## [Given problem]
Repeat the listing in full, word for word.

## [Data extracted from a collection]
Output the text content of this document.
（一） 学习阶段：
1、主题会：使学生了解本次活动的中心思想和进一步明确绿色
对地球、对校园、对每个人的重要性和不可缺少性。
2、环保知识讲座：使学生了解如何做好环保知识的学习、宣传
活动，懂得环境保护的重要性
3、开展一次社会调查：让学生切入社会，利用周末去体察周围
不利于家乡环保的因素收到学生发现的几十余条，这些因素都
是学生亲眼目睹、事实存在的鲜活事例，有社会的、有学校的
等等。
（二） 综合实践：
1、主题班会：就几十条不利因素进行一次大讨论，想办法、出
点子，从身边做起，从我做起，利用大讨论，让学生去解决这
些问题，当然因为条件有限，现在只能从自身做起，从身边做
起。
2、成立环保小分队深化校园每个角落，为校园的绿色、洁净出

## [The output]
Output the text content of this document.
（一） 学习阶段：
1、主题会：使学生了解本次活动的中心思想和进一步明确绿色
对地球、对校园、对每个人的重要性和不可缺少性。
2、环保知识讲座：使学生了解如何做好环保知识的学习、宣传
活动，懂得环境保护的重要性
3、开展一次社会调查：让学生切入社会，利用周末去体察周围
不利于家乡环保的因素收到学生发现的几十余条，这些因素都
是学生亲眼目睹、事实存在的鲜活事例，有社会的、有学校的
等等。
（二） 综合实践：
1、主题班会：就几十条不利因素进行一次大讨论，想办法、出
点子，从身边做起，从我做起，利用大讨论，让学生去解决这
些问题，当然因为条件有限，现在只能从自身做起，从身边做
起。
2、成立环保小分队深化校园每个角落，为校园的绿色、洁净出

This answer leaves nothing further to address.